▶ **Task inputs**:
========

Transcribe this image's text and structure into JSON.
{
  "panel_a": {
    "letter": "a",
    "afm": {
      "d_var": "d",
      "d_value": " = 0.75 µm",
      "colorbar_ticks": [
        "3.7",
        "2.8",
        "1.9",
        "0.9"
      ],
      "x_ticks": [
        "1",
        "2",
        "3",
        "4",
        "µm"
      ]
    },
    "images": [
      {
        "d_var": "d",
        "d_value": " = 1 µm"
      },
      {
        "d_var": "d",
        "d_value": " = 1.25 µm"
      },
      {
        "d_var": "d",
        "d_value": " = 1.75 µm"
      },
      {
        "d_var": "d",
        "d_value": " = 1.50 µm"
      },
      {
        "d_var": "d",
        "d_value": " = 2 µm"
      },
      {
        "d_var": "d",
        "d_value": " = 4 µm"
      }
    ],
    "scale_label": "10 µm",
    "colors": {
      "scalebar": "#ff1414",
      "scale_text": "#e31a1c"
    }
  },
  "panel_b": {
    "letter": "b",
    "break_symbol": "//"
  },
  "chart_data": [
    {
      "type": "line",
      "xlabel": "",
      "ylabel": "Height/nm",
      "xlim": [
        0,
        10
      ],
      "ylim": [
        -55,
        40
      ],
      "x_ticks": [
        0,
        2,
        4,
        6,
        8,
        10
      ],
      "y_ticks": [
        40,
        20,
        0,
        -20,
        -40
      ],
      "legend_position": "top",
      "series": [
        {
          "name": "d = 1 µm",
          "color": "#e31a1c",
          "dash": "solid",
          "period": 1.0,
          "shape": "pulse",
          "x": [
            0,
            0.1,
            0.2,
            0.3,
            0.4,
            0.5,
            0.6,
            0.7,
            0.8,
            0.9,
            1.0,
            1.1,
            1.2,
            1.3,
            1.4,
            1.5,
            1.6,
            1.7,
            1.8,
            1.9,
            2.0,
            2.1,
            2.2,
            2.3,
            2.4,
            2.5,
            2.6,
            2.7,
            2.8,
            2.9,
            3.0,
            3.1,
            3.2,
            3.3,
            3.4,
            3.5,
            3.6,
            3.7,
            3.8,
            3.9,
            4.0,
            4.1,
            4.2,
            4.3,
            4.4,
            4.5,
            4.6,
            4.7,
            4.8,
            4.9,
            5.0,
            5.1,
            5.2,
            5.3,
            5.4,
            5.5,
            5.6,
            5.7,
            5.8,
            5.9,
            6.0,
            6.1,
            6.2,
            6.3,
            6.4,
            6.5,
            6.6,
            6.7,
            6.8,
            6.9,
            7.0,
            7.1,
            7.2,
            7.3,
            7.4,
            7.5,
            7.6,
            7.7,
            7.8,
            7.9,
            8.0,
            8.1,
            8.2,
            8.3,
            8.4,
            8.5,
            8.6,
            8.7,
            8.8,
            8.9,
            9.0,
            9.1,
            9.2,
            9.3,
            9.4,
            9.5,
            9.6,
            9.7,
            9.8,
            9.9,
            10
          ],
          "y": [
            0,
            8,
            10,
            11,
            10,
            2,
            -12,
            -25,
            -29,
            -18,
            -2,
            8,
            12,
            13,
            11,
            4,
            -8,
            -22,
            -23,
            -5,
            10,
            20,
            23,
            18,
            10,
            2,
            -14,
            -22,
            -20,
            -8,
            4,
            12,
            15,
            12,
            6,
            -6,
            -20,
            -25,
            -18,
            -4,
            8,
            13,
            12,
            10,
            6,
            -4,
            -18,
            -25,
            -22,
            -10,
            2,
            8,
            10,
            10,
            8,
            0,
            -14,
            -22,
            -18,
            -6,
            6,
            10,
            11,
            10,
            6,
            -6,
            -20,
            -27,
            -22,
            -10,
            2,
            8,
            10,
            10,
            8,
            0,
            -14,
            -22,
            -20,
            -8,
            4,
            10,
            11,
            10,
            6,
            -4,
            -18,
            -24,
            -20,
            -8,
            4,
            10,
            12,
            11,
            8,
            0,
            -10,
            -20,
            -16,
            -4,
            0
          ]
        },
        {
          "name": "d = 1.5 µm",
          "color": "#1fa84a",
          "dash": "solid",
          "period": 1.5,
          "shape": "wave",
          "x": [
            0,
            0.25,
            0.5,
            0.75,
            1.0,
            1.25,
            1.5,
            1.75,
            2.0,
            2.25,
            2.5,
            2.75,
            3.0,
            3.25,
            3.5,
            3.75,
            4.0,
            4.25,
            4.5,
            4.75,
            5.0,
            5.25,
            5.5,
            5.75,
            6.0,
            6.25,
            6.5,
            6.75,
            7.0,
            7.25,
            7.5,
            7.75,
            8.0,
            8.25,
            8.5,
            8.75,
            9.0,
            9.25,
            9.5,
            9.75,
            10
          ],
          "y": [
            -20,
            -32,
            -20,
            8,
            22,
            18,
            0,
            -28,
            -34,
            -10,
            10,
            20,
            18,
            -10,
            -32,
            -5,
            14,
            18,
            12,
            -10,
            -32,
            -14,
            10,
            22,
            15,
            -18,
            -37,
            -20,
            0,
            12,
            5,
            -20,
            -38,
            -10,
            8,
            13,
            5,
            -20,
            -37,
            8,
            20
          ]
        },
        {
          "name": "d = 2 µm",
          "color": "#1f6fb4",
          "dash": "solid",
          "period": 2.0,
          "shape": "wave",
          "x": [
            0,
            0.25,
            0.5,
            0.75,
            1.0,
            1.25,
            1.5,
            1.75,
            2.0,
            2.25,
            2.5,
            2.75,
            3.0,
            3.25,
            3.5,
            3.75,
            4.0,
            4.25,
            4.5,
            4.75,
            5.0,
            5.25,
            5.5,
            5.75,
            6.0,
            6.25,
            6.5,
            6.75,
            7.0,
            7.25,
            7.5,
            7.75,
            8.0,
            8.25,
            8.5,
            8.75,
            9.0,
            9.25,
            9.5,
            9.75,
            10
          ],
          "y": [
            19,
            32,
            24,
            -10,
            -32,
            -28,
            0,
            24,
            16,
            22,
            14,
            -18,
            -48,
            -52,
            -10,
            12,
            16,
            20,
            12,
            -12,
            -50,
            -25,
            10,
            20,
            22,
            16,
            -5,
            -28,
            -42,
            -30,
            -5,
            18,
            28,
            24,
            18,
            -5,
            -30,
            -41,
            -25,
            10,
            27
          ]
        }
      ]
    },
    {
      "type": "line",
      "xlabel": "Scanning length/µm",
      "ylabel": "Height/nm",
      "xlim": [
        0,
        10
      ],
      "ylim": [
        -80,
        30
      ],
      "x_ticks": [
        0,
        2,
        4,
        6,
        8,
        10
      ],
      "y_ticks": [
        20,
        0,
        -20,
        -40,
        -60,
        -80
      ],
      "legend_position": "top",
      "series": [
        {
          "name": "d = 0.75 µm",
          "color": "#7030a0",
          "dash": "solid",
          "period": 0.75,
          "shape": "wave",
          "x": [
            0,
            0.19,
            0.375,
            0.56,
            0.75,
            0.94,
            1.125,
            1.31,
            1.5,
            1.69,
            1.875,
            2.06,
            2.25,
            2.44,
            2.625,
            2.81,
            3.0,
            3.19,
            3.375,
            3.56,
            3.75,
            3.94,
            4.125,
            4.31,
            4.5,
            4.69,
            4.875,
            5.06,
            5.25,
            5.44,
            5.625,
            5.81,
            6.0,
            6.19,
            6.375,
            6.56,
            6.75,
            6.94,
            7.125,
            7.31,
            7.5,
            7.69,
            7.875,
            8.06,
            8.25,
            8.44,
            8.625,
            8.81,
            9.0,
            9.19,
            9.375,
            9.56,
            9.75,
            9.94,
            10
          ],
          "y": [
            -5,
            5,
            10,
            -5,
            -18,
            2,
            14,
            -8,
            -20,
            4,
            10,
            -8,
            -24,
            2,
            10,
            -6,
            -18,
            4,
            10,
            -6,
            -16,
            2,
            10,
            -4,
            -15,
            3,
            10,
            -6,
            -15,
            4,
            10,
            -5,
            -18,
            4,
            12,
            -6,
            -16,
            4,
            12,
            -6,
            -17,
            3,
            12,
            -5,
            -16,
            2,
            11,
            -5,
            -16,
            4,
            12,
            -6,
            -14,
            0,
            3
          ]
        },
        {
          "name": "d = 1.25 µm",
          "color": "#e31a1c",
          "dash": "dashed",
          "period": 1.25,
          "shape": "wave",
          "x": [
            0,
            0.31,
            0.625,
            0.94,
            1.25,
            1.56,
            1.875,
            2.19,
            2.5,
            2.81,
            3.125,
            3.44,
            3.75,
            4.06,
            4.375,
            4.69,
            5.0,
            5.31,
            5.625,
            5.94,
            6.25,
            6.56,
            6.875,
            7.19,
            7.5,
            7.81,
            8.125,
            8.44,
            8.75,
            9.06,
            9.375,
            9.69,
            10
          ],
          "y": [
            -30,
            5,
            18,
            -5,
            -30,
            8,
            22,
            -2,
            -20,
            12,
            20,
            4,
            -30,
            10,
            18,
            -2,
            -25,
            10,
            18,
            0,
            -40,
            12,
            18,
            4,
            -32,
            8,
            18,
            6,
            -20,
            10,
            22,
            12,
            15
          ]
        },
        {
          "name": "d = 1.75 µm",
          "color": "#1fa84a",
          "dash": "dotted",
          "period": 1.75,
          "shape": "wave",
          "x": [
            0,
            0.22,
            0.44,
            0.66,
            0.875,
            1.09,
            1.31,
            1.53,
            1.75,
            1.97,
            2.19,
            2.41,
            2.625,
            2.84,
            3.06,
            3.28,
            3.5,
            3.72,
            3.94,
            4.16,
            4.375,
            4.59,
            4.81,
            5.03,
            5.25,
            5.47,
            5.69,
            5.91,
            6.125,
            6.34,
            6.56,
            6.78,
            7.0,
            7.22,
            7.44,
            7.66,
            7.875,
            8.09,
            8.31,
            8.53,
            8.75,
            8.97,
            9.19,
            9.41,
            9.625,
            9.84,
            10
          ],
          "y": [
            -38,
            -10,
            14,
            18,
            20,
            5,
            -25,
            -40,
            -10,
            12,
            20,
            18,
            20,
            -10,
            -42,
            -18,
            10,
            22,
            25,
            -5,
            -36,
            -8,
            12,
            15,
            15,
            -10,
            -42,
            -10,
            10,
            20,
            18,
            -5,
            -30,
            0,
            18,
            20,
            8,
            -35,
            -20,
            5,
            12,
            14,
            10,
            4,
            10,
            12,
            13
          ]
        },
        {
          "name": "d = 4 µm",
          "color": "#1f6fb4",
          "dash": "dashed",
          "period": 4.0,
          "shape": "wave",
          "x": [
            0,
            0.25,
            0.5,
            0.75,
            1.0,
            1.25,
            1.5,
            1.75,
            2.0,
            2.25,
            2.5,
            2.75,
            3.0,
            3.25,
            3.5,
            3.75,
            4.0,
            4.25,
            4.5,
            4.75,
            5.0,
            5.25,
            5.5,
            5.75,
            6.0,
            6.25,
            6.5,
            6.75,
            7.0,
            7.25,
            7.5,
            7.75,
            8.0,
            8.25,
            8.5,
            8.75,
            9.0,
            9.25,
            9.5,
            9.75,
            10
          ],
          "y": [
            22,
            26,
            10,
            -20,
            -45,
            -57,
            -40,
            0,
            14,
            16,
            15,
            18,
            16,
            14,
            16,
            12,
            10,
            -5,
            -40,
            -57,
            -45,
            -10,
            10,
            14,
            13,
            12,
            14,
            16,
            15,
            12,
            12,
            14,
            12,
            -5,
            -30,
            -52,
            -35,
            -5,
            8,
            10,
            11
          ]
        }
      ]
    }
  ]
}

========

Locate the string "period" in the listing above and copy every line where it occurs.

▶ **Answer to this problem**:
          "period": 1.0,
          "period": 1.5,
          "period": 2.0,
          "period": 0.75,
          "period": 1.25,
          "period": 1.75,
          "period": 4.0,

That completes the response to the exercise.